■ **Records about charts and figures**
######

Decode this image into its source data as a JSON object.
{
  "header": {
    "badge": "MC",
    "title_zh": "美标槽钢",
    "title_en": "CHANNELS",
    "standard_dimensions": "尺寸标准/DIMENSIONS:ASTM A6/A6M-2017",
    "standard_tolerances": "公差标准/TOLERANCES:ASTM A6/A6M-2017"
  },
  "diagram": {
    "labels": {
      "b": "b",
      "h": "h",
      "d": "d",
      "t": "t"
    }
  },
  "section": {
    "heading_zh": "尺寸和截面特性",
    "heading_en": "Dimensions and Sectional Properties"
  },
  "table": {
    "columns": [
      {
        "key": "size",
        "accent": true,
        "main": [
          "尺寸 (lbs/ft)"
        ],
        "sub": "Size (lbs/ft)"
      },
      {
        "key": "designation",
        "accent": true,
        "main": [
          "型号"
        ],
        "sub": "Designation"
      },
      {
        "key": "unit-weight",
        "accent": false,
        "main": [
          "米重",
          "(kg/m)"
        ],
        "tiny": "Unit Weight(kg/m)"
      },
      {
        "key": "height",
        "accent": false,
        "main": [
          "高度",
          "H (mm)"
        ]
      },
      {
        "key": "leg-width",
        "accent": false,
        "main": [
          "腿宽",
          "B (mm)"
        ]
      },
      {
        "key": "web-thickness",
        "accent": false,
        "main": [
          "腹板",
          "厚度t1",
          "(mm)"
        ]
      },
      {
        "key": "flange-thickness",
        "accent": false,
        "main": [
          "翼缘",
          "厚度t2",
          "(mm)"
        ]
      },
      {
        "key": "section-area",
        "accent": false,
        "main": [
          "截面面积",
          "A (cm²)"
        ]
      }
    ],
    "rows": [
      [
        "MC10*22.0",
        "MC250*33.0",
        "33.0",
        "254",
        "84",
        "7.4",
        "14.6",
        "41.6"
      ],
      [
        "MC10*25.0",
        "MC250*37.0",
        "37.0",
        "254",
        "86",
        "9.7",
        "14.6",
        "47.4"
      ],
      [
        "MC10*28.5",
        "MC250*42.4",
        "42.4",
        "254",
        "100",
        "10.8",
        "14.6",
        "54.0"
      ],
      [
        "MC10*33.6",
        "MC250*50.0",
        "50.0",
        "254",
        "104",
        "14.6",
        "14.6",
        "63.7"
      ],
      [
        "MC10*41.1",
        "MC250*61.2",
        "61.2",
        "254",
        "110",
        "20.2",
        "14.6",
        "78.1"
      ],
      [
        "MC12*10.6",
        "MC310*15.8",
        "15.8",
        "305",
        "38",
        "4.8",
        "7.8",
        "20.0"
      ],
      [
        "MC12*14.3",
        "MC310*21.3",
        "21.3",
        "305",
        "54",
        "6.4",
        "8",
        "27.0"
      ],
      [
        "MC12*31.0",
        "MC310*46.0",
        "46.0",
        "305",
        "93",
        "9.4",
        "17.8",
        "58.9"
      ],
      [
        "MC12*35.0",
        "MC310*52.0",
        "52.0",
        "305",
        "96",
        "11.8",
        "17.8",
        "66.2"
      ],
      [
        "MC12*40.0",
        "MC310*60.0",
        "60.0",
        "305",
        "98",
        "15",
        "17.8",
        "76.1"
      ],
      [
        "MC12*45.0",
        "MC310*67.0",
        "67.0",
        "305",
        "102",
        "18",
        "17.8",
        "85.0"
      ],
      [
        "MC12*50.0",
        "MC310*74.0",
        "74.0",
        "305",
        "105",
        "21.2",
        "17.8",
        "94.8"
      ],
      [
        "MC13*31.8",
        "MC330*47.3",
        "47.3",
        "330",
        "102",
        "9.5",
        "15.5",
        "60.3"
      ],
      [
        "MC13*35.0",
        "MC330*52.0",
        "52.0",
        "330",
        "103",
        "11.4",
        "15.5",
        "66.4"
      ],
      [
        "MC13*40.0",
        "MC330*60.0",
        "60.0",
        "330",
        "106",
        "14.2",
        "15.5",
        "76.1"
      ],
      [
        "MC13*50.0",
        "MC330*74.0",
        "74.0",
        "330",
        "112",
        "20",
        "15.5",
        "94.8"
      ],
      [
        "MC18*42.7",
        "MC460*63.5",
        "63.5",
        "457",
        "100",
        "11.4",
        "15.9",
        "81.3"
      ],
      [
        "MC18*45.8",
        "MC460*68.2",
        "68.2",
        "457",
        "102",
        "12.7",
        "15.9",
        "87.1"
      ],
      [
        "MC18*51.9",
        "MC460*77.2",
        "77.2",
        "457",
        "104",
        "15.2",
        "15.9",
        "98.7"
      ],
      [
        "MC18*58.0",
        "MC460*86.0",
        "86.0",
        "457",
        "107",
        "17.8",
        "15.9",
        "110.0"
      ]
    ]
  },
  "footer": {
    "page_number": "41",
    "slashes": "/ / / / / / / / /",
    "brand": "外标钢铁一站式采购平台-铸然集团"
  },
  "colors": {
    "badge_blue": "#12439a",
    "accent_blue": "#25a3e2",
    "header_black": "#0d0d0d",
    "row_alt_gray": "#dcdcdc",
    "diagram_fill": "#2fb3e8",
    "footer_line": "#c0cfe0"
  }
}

######

■ **TASK DIRECTIONS**
Reproduce the records word for word.

■ **RESPONSE TO THIS TASK**
Decode this image into its source data as a JSON object.
{
  "header": {
    "badge": "MC",
    "title_zh": "美标槽钢",
    "title_en": "CHANNELS",
    "standard_dimensions": "尺寸标准/DIMENSIONS:ASTM A6/A6M-2017",
    "standard_tolerances": "公差标准/TOLERANCES:ASTM A6/A6M-2017"
  },
  "diagram": {
    "labels": {
      "b": "b",
      "h": "h",
      "d": "d",
      "t": "t"
    }
  },
  "section": {
    "heading_zh": "尺寸和截面特性",
    "heading_en": "Dimensions and Sectional Properties"
  },
  "table": {
    "columns": [
      {
        "key": "size",
        "accent": true,
        "main": [
          "尺寸 (lbs/ft)"
        ],
        "sub": "Size (lbs/ft)"
      },
      {
        "key": "designation",
        "accent": true,
        "main": [
          "型号"
        ],
        "sub": "Designation"
      },
      {
        "key": "unit-weight",
        "accent": false,
        "main": [
          "米重",
          "(kg/m)"
        ],
        "tiny": "Unit Weight(kg/m)"
      },
      {
        "key": "height",
        "accent": false,
        "main": [
          "高度",
          "H (mm)"
        ]
      },
      {
        "key": "leg-width",
        "accent": false,
        "main": [
          "腿宽",
          "B (mm)"
        ]
      },
      {
        "key": "web-thickness",
        "accent": false,
        "main": [
          "腹板",
          "厚度t1",
          "(mm)"
        ]
      },
      {
        "key": "flange-thickness",
        "accent": false,
        "main": [
          "翼缘",
          "厚度t2",
          "(mm)"
        ]
      },
      {
        "key": "section-area",
        "accent": false,
        "main": [
          "截面面积",
          "A (cm²)"
        ]
      }
    ],
    "rows": [
      [
        "MC10*22.0",
        "MC250*33.0",
        "33.0",
        "254",
        "84",
        "7.4",
        "14.6",
        "41.6"
      ],
      [
        "MC10*25.0",
        "MC250*37.0",
        "37.0",
        "254",
        "86",
        "9.7",
        "14.6",
        "47.4"
      ],
      [
        "MC10*28.5",
        "MC250*42.4",
        "42.4",
        "254",
        "100",
        "10.8",
        "14.6",
        "54.0"
      ],
      [
        "MC10*33.6",
        "MC250*50.0",
        "50.0",
        "254",
        "104",
        "14.6",
        "14.6",
        "63.7"
      ],
      [
        "MC10*41.1",
        "MC250*61.2",
        "61.2",
        "254",
        "110",
        "20.2",
        "14.6",
        "78.1"
      ],
      [
        "MC12*10.6",
        "MC310*15.8",
        "15.8",
        "305",
        "38",
        "4.8",
        "7.8",
        "20.0"
      ],
      [
        "MC12*14.3",
        "MC310*21.3",
        "21.3",
        "305",
        "54",
        "6.4",
        "8",
        "27.0"
      ],
      [
        "MC12*31.0",
        "MC310*46.0",
        "46.0",
        "305",
        "93",
        "9.4",
        "17.8",
        "58.9"
      ],
      [
        "MC12*35.0",
        "MC310*52.0",
        "52.0",
        "305",
        "96",
        "11.8",
        "17.8",
        "66.2"
      ],
      [
        "MC12*40.0",
        "MC310*60.0",
        "60.0",
        "305",
        "98",
        "15",
        "17.8",
        "76.1"
      ],
      [
        "MC12*45.0",
        "MC310*67.0",
        "67.0",
        "305",
        "102",
        "18",
        "17.8",
        "85.0"
      ],
      [
        "MC12*50.0",
        "MC310*74.0",
        "74.0",
        "305",
        "105",
        "21.2",
        "17.8",
        "94.8"
      ],
      [
        "MC13*31.8",
        "MC330*47.3",
        "47.3",
        "330",
        "102",
        "9.5",
        "15.5",
        "60.3"
      ],
      [
        "MC13*35.0",
        "MC330*52.0",
        "52.0",
        "330",
        "103",
        "11.4",
        "15.5",
        "66.4"
      ],
      [
        "MC13*40.0",
        "MC330*60.0",
        "60.0",
        "330",
        "106",
        "14.2",
        "15.5",
        "76.1"
      ],
      [
        "MC13*50.0",
        "MC330*74.0",
        "74.0",
        "330",
        "112",
        "20",
        "15.5",
        "94.8"
      ],
      [
        "MC18*42.7",
        "MC460*63.5",
        "63.5",
        "457",
        "100",
        "11.4",
        "15.9",
        "81.3"
      ],
      [
        "MC18*45.8",
        "MC460*68.2",
        "68.2",
        "457",
        "102",
        "12.7",
        "15.9",
        "87.1"
      ],
      [
        "MC18*51.9",
        "MC460*77.2",
        "77.2",
        "457",
        "104",
        "15.2",
        "15.9",
        "98.7"
      ],
      [
        "MC18*58.0",
        "MC460*86.0",
        "86.0",
        "457",
        "107",
        "17.8",
        "15.9",
        "110.0"
      ]
    ]
  },
  "footer": {
    "page_number": "41",
    "slashes": "/ / / / / / / / /",
    "brand": "外标钢铁一站式采购平台-铸然集团"
  },
  "colors": {
    "badge_blue": "#12439a",
    "accent_blue": "#25a3e2",
    "header_black": "#0d0d0d",
    "row_alt_gray": "#dcdcdc",
    "diagram_fill": "#2fb3e8",
    "footer_line": "#c0cfe0"
  }
}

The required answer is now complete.